### Directions for this task
Quote the records beneath, complete and exact. Leave out images.

(Data entries)
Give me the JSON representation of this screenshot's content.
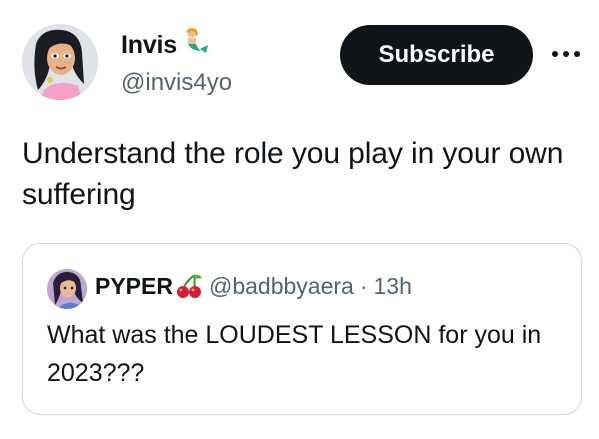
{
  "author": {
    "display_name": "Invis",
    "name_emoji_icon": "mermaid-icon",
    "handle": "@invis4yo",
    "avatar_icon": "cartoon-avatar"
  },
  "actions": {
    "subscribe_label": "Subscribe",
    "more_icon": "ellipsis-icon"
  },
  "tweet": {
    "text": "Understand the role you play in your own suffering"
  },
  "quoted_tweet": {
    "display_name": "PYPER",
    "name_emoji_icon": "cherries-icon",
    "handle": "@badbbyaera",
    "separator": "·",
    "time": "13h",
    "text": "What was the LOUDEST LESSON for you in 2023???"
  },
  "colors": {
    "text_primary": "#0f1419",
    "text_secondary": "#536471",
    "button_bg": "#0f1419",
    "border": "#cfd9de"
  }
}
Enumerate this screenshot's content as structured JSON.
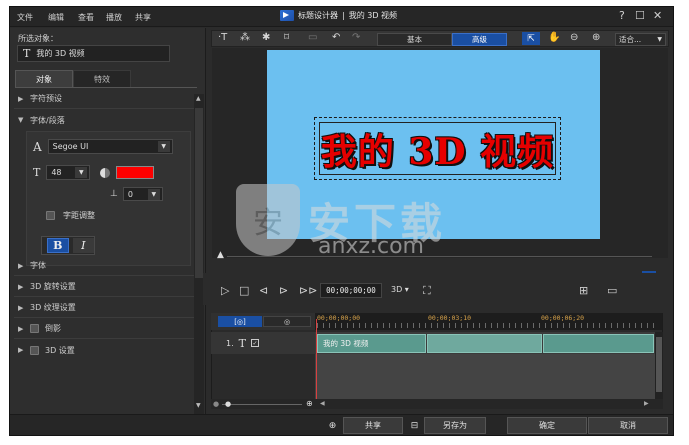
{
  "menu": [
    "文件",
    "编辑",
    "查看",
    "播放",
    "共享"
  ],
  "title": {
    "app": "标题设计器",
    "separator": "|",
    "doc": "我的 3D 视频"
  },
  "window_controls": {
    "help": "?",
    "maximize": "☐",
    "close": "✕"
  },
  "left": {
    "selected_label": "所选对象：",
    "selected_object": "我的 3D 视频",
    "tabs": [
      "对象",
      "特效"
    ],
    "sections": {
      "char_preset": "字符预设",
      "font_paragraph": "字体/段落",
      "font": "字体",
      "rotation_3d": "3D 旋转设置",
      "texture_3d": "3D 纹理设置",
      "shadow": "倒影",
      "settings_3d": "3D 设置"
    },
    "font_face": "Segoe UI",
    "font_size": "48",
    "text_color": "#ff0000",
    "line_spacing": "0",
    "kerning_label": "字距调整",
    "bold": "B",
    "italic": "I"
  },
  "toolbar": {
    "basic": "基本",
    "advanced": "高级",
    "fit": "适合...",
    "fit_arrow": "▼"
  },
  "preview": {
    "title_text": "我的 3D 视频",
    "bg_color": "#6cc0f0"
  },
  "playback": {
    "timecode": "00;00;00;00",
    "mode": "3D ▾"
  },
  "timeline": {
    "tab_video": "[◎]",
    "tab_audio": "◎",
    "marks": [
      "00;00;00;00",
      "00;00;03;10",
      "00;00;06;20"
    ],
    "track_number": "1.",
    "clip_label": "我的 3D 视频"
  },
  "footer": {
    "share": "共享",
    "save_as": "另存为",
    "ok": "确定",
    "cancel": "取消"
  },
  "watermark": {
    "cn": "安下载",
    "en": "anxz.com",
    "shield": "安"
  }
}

### Finished answer
Give me the JSON representation of this screenshot's content.
{
  "author": {
    "display_name": "Invis",
    "name_emoji_icon": "mermaid-icon",
    "handle": "@invis4yo",
    "avatar_icon": "cartoon-avatar"
  },
  "actions": {
    "subscribe_label": "Subscribe",
    "more_icon": "ellipsis-icon"
  },
  "tweet": {
    "text": "Understand the role you play in your own suffering"
  },
  "quoted_tweet": {
    "display_name": "PYPER",
    "name_emoji_icon": "cherries-icon",
    "handle": "@badbbyaera",
    "separator": "·",
    "time": "13h",
    "text": "What was the LOUDEST LESSON for you in 2023???"
  },
  "colors": {
    "text_primary": "#0f1419",
    "text_secondary": "#536471",
    "button_bg": "#0f1419",
    "border": "#cfd9de"
  }
}
Enumerate this screenshot's content as structured JSON.
{
  "menu": [
    "文件",
    "编辑",
    "查看",
    "播放",
    "共享"
  ],
  "title": {
    "app": "标题设计器",
    "separator": "|",
    "doc": "我的 3D 视频"
  },
  "window_controls": {
    "help": "?",
    "maximize": "☐",
    "close": "✕"
  },
  "left": {
    "selected_label": "所选对象：",
    "selected_object": "我的 3D 视频",
    "tabs": [
      "对象",
      "特效"
    ],
    "sections": {
      "char_preset": "字符预设",
      "font_paragraph": "字体/段落",
      "font": "字体",
      "rotation_3d": "3D 旋转设置",
      "texture_3d": "3D 纹理设置",
      "shadow": "倒影",
      "settings_3d": "3D 设置"
    },
    "font_face": "Segoe UI",
    "font_size": "48",
    "text_color": "#ff0000",
    "line_spacing": "0",
    "kerning_label": "字距调整",
    "bold": "B",
    "italic": "I"
  },
  "toolbar": {
    "basic": "基本",
    "advanced": "高级",
    "fit": "适合...",
    "fit_arrow": "▼"
  },
  "preview": {
    "title_text": "我的 3D 视频",
    "bg_color": "#6cc0f0"
  },
  "playback": {
    "timecode": "00;00;00;00",
    "mode": "3D ▾"
  },
  "timeline": {
    "tab_video": "[◎]",
    "tab_audio": "◎",
    "marks": [
      "00;00;00;00",
      "00;00;03;10",
      "00;00;06;20"
    ],
    "track_number": "1.",
    "clip_label": "我的 3D 视频"
  },
  "footer": {
    "share": "共享",
    "save_as": "另存为",
    "ok": "确定",
    "cancel": "取消"
  },
  "watermark": {
    "cn": "安下载",
    "en": "anxz.com",
    "shield": "安"
  }
}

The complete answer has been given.